# EXERCISE OBJECTIVE
According to the section on converting text between encodings, what does a single call to the conversion function return when a sentinel is encountered in the source data?

# DOCUMENT SECTION
** start **

Converting text from an encoding to another

In order to convert text from a text encoding to another, you must use the cahute_convert_text() function. There are several possible approaches you can take.

Using single pass conversion for small buffers

For small blobs of data, such as the name of a program, or the name of a file or directory, you can use a one pass approach with a static buffer.

In this case, you can make a single call to cahute_convert_text(), which in nominal cases, should return either:

  • CAHUTE_OK, if the input data has been read in its entirety, and no sentinels were detected.

  • CAHUTE_ERROR_TERMINATED, if a sentinel has been encountered in the source data.

** end **

# SOURCE MATERIAL
** start **

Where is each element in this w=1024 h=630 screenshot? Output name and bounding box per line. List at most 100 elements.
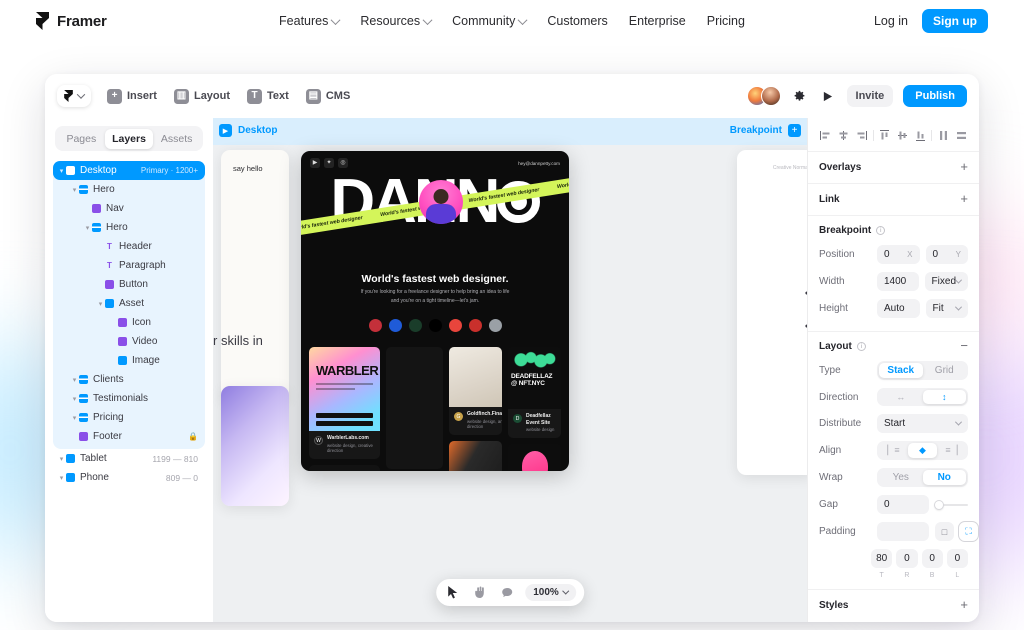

** end **

# OUTPUT FOR THIS TASK
CAHUTE_ERROR_TERMINATED